§ Task
Omit all images. Transcribe the rest of the material below exactly.

------------------------------------------------------------

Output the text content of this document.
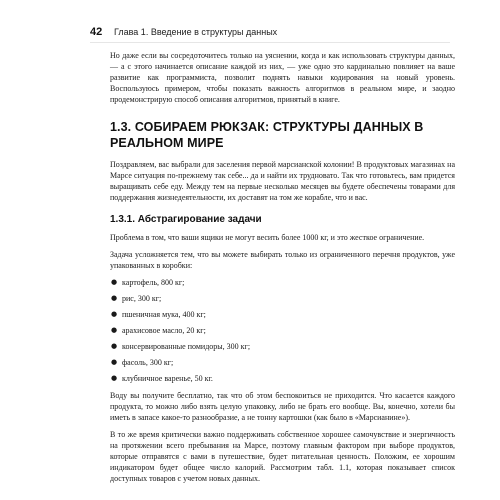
42 Глава 1. Введение в структуры данных

Но даже если вы сосредоточитесь только на уяснении, когда и как использовать структуры данных, — а с этого начинается описание каждой из них, — уже одно это кардинально повлияет на ваше развитие как программиста, позволит поднять навыки кодирования на новый уровень. Воспользуюсь примером, чтобы показать важность алгоритмов в реальном мире, и заодно продемонстрирую способ описания алгоритмов, принятый в книге.

1.3. СОБИРАЕМ РЮКЗАК: СТРУКТУРЫ ДАННЫХ В РЕАЛЬНОМ МИРЕ

Поздравляем, вас выбрали для заселения первой марсианской колонии! В продуктовых магазинах на Марсе ситуация по-прежнему так себе... да и найти их трудновато. Так что готовьтесь, вам придется выращивать себе еду. Между тем на первые несколько месяцев вы будете обеспечены товарами для поддержания жизнедеятельности, их доставят на том же корабле, что и вас.

1.3.1. Абстрагирование задачи

Проблема в том, что ваши ящики не могут весить более 1000 кг, и это жесткое ограничение.

Задача усложняется тем, что вы можете выбирать только из ограниченного перечня продуктов, уже упакованных в коробки:

● картофель, 800 кг;
● рис, 300 кг;
● пшеничная мука, 400 кг;
● арахисовое масло, 20 кг;
● консервированные помидоры, 300 кг;
● фасоль, 300 кг;
● клубничное варенье, 50 кг.

Воду вы получите бесплатно, так что об этом беспокоиться не приходится. Что касается каждого продукта, то можно либо взять целую упаковку, либо не брать его вообще. Вы, конечно, хотели бы иметь в запасе какое-то разнообразие, а не тонну картошки (как было в «Марсианине»).

В то же время критически важно поддерживать собственное хорошее самочувствие и энергичность на протяжении всего пребывания на Марсе, поэтому главным фактором при выборе продуктов, которые отправятся с вами в путешествие, будет питательная ценность. Положим, ее хорошим индикатором будет общее число калорий. Рассмотрим табл. 1.1, которая показывает список доступных товаров с учетом новых данных.
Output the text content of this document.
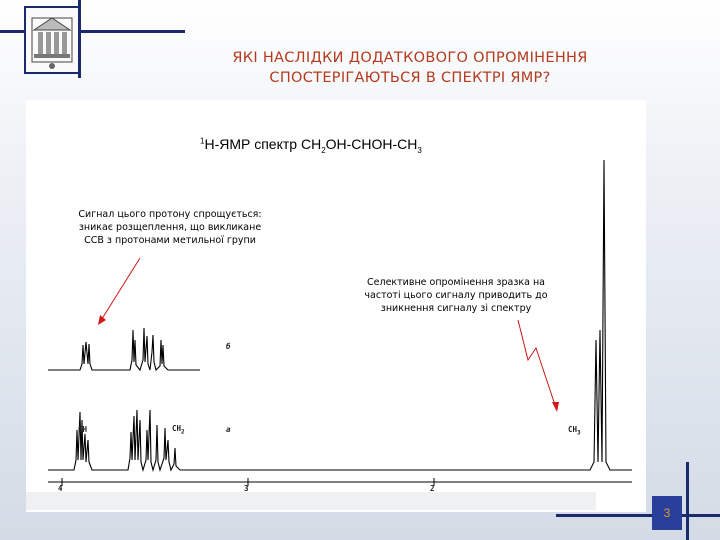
ЯКІ НАСЛІДКИ ДОДАТКОВОГО ОПРОМІНЕННЯ
СПОСТЕРІГАЮТЬСЯ В СПЕКТРІ ЯМР?
$^1$Н-ЯМР спектр $СН_2ОН-СНОН-СН_3$
Сигнал цього протону спрощується:
зникає розщеплення, що викликане
ССВ з протонами метильної групи
Селективне опромінення зразка на
частоті цього сигналу приводить до
зникнення сигналу зі спектру
CH	$CH_2$	$CH_3$
б
а
4	3	2
3
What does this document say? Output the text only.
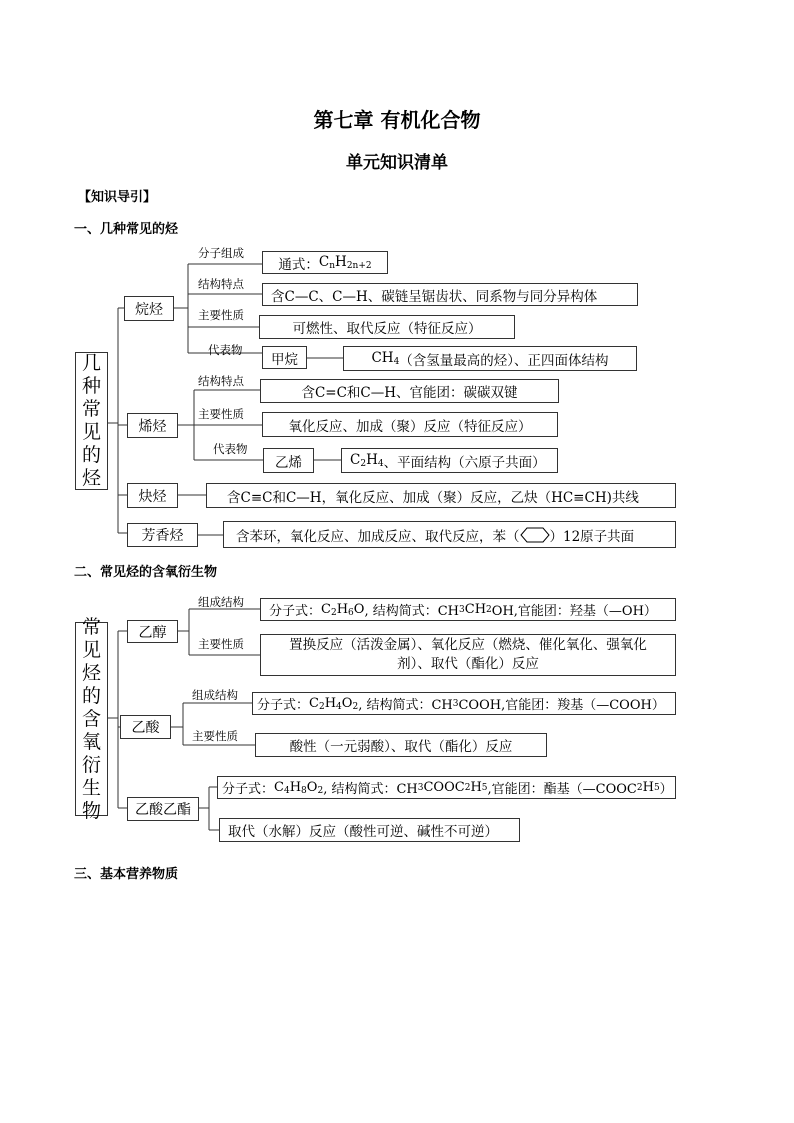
第七章 有机化合物
单元知识清单
【知识导引】
一、几种常见的烃
二、常见烃的含氧衍生物
三、基本营养物质
几
种
常
见
的
烃
烷烃
分子组成
结构特点
主要性质
代表物
通式： $C_nH_{2n+2}$
含C—C、C—H、碳链呈锯齿状、同系物与同分异构体
可燃性、取代反应（特征反应）
甲烷	$CH_4$ （含氢量最高的烃）、正四面体结构
烯烃
结构特点
主要性质
代表物
含C=C和C—H、官能团：碳碳双键
氧化反应、加成（聚）反应（特征反应）
乙烯	$C_2H_4$ 、平面结构（六原子共面）
炔烃	含C≡C和C—H，氧化反应、加成（聚）反应，乙炔（HC≡CH)共线
芳香烃	含苯环，氧化反应、加成反应、取代反应，苯（ ）12原子共面
常
见
烃
的
含
氧
衍
生
物
乙醇
组成结构
主要性质
分子式： $C_2H_6O$ , 结构简式：CH 3 CH 2 OH,官能团：羟基（—OH）
置换反应（活泼金属）、氧化反应（燃烧、催化氧化、强氧化
剂）、取代（酯化）反应
乙酸
组成结构
主要性质
分子式： $C_2H_4O_2$ , 结构简式：CH 3 COOH,官能团：羧基（—COOH）
酸性（一元弱酸）、取代（酯化）反应
乙酸乙酯
分子式： $C_4H_8O_2$ , 结构简式：CH 3 COOC 2 H 5 ,官能团：酯基（—COOC 2 H 5 ）
取代（水解）反应（酸性可逆、碱性不可逆）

------------------------------------------------------------

§ Exercise output
Output the text content of this document.
42 Глава 1. Введение в структуры данных

Но даже если вы сосредоточитесь только на уяснении, когда и как использовать структуры данных, — а с этого начинается описание каждой из них, — уже одно это кардинально повлияет на ваше развитие как программиста, позволит поднять навыки кодирования на новый уровень. Воспользуюсь примером, чтобы показать важность алгоритмов в реальном мире, и заодно продемонстрирую способ описания алгоритмов, принятый в книге.

1.3. СОБИРАЕМ РЮКЗАК: СТРУКТУРЫ ДАННЫХ В РЕАЛЬНОМ МИРЕ

Поздравляем, вас выбрали для заселения первой марсианской колонии! В продуктовых магазинах на Марсе ситуация по-прежнему так себе... да и найти их трудновато. Так что готовьтесь, вам придется выращивать себе еду. Между тем на первые несколько месяцев вы будете обеспечены товарами для поддержания жизнедеятельности, их доставят на том же корабле, что и вас.

1.3.1. Абстрагирование задачи

Проблема в том, что ваши ящики не могут весить более 1000 кг, и это жесткое ограничение.

Задача усложняется тем, что вы можете выбирать только из ограниченного перечня продуктов, уже упакованных в коробки:

● картофель, 800 кг;
● рис, 300 кг;
● пшеничная мука, 400 кг;
● арахисовое масло, 20 кг;
● консервированные помидоры, 300 кг;
● фасоль, 300 кг;
● клубничное варенье, 50 кг.

Воду вы получите бесплатно, так что об этом беспокоиться не приходится. Что касается каждого продукта, то можно либо взять целую упаковку, либо не брать его вообще. Вы, конечно, хотели бы иметь в запасе какое-то разнообразие, а не тонну картошки (как было в «Марсианине»).

В то же время критически важно поддерживать собственное хорошее самочувствие и энергичность на протяжении всего пребывания на Марсе, поэтому главным фактором при выборе продуктов, которые отправятся с вами в путешествие, будет питательная ценность. Положим, ее хорошим индикатором будет общее число калорий. Рассмотрим табл. 1.1, которая показывает список доступных товаров с учетом новых данных.
Output the text content of this document.
ЯКІ НАСЛІДКИ ДОДАТКОВОГО ОПРОМІНЕННЯ
СПОСТЕРІГАЮТЬСЯ В СПЕКТРІ ЯМР?
$^1$Н-ЯМР спектр $СН_2ОН-СНОН-СН_3$
Сигнал цього протону спрощується:
зникає розщеплення, що викликане
ССВ з протонами метильної групи
Селективне опромінення зразка на
частоті цього сигналу приводить до
зникнення сигналу зі спектру
CH	$CH_2$	$CH_3$
б
а
4	3	2
3
What does this document say? Output the text only.
第七章 有机化合物
单元知识清单
【知识导引】
一、几种常见的烃
二、常见烃的含氧衍生物
三、基本营养物质
几
种
常
见
的
烃
烷烃
分子组成
结构特点
主要性质
代表物
通式： $C_nH_{2n+2}$
含C—C、C—H、碳链呈锯齿状、同系物与同分异构体
可燃性、取代反应（特征反应）
甲烷	$CH_4$ （含氢量最高的烃）、正四面体结构
烯烃
结构特点
主要性质
代表物
含C=C和C—H、官能团：碳碳双键
氧化反应、加成（聚）反应（特征反应）
乙烯	$C_2H_4$ 、平面结构（六原子共面）
炔烃	含C≡C和C—H，氧化反应、加成（聚）反应，乙炔（HC≡CH)共线
芳香烃	含苯环，氧化反应、加成反应、取代反应，苯（ ）12原子共面
常
见
烃
的
含
氧
衍
生
物
乙醇
组成结构
主要性质
分子式： $C_2H_6O$ , 结构简式：CH 3 CH 2 OH,官能团：羟基（—OH）
置换反应（活泼金属）、氧化反应（燃烧、催化氧化、强氧化
剂）、取代（酯化）反应
乙酸
组成结构
主要性质
分子式： $C_2H_4O_2$ , 结构简式：CH 3 COOH,官能团：羧基（—COOH）
酸性（一元弱酸）、取代（酯化）反应
乙酸乙酯
分子式： $C_4H_8O_2$ , 结构简式：CH 3 COOC 2 H 5 ,官能团：酯基（—COOC 2 H 5 ）
取代（水解）反应（酸性可逆、碱性不可逆）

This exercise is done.